* **What to do**: Write down each entry again, exactly as it reads.

* **Provided records**:
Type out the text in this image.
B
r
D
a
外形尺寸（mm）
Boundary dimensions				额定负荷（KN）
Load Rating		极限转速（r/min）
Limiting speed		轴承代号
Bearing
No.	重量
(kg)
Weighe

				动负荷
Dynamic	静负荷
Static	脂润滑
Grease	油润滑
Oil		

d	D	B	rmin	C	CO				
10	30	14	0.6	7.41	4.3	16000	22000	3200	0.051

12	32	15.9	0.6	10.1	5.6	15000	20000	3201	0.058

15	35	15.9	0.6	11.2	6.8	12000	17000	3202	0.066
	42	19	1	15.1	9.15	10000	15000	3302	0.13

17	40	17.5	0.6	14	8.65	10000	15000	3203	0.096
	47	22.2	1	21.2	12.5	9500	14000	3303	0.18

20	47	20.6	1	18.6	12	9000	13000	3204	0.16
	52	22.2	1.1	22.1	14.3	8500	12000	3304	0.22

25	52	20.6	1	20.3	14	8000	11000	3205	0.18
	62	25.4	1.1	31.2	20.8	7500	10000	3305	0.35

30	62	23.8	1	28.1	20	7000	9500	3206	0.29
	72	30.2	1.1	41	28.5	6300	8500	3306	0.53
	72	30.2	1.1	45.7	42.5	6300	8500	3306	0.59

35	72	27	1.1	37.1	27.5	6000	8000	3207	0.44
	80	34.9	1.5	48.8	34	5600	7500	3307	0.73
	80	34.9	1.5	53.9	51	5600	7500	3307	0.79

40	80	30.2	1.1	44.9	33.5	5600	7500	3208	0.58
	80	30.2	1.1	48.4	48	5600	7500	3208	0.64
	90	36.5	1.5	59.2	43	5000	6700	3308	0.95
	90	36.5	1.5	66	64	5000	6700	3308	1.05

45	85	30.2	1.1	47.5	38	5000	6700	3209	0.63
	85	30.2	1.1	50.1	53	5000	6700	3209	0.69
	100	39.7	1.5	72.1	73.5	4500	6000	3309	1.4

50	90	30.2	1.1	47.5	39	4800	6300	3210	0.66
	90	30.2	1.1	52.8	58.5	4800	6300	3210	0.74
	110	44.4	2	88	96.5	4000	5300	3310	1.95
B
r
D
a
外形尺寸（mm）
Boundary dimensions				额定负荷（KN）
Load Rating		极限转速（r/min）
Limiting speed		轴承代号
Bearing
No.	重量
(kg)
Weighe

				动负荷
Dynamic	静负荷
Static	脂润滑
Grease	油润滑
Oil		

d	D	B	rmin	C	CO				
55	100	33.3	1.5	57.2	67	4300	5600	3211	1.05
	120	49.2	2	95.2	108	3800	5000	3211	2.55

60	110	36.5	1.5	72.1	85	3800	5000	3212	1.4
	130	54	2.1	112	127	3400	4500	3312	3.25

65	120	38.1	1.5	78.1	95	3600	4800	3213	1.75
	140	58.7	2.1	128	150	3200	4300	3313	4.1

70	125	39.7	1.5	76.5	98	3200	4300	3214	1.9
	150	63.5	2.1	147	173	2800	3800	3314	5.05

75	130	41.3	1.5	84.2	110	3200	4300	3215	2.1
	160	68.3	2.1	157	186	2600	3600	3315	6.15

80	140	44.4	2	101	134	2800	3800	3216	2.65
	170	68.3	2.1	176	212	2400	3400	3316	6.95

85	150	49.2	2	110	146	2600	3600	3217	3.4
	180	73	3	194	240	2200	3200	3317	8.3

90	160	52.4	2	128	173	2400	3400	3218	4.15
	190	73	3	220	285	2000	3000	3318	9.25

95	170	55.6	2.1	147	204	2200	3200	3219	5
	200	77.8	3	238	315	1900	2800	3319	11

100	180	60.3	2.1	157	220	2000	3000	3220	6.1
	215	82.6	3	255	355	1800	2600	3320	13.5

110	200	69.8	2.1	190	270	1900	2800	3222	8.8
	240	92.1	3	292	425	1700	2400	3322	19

* **Answer to this exercise**:
Type out the text in this image.
B
r
D
a
外形尺寸（mm）
Boundary dimensions				额定负荷（KN）
Load Rating		极限转速（r/min）
Limiting speed		轴承代号
Bearing
No.	重量
(kg)
Weighe

				动负荷
Dynamic	静负荷
Static	脂润滑
Grease	油润滑
Oil		

d	D	B	rmin	C	CO				
10	30	14	0.6	7.41	4.3	16000	22000	3200	0.051

12	32	15.9	0.6	10.1	5.6	15000	20000	3201	0.058

15	35	15.9	0.6	11.2	6.8	12000	17000	3202	0.066
	42	19	1	15.1	9.15	10000	15000	3302	0.13

17	40	17.5	0.6	14	8.65	10000	15000	3203	0.096
	47	22.2	1	21.2	12.5	9500	14000	3303	0.18

20	47	20.6	1	18.6	12	9000	13000	3204	0.16
	52	22.2	1.1	22.1	14.3	8500	12000	3304	0.22

25	52	20.6	1	20.3	14	8000	11000	3205	0.18
	62	25.4	1.1	31.2	20.8	7500	10000	3305	0.35

30	62	23.8	1	28.1	20	7000	9500	3206	0.29
	72	30.2	1.1	41	28.5	6300	8500	3306	0.53
	72	30.2	1.1	45.7	42.5	6300	8500	3306	0.59

35	72	27	1.1	37.1	27.5	6000	8000	3207	0.44
	80	34.9	1.5	48.8	34	5600	7500	3307	0.73
	80	34.9	1.5	53.9	51	5600	7500	3307	0.79

40	80	30.2	1.1	44.9	33.5	5600	7500	3208	0.58
	80	30.2	1.1	48.4	48	5600	7500	3208	0.64
	90	36.5	1.5	59.2	43	5000	6700	3308	0.95
	90	36.5	1.5	66	64	5000	6700	3308	1.05

45	85	30.2	1.1	47.5	38	5000	6700	3209	0.63
	85	30.2	1.1	50.1	53	5000	6700	3209	0.69
	100	39.7	1.5	72.1	73.5	4500	6000	3309	1.4

50	90	30.2	1.1	47.5	39	4800	6300	3210	0.66
	90	30.2	1.1	52.8	58.5	4800	6300	3210	0.74
	110	44.4	2	88	96.5	4000	5300	3310	1.95
B
r
D
a
外形尺寸（mm）
Boundary dimensions				额定负荷（KN）
Load Rating		极限转速（r/min）
Limiting speed		轴承代号
Bearing
No.	重量
(kg)
Weighe

				动负荷
Dynamic	静负荷
Static	脂润滑
Grease	油润滑
Oil		

d	D	B	rmin	C	CO				
55	100	33.3	1.5	57.2	67	4300	5600	3211	1.05
	120	49.2	2	95.2	108	3800	5000	3211	2.55

60	110	36.5	1.5	72.1	85	3800	5000	3212	1.4
	130	54	2.1	112	127	3400	4500	3312	3.25

65	120	38.1	1.5	78.1	95	3600	4800	3213	1.75
	140	58.7	2.1	128	150	3200	4300	3313	4.1

70	125	39.7	1.5	76.5	98	3200	4300	3214	1.9
	150	63.5	2.1	147	173	2800	3800	3314	5.05

75	130	41.3	1.5	84.2	110	3200	4300	3215	2.1
	160	68.3	2.1	157	186	2600	3600	3315	6.15

80	140	44.4	2	101	134	2800	3800	3216	2.65
	170	68.3	2.1	176	212	2400	3400	3316	6.95

85	150	49.2	2	110	146	2600	3600	3217	3.4
	180	73	3	194	240	2200	3200	3317	8.3

90	160	52.4	2	128	173	2400	3400	3218	4.15
	190	73	3	220	285	2000	3000	3318	9.25

95	170	55.6	2.1	147	204	2200	3200	3219	5
	200	77.8	3	238	315	1900	2800	3319	11

100	180	60.3	2.1	157	220	2000	3000	3220	6.1
	215	82.6	3	255	355	1800	2600	3320	13.5

110	200	69.8	2.1	190	270	1900	2800	3222	8.8
	240	92.1	3	292	425	1700	2400	3322	19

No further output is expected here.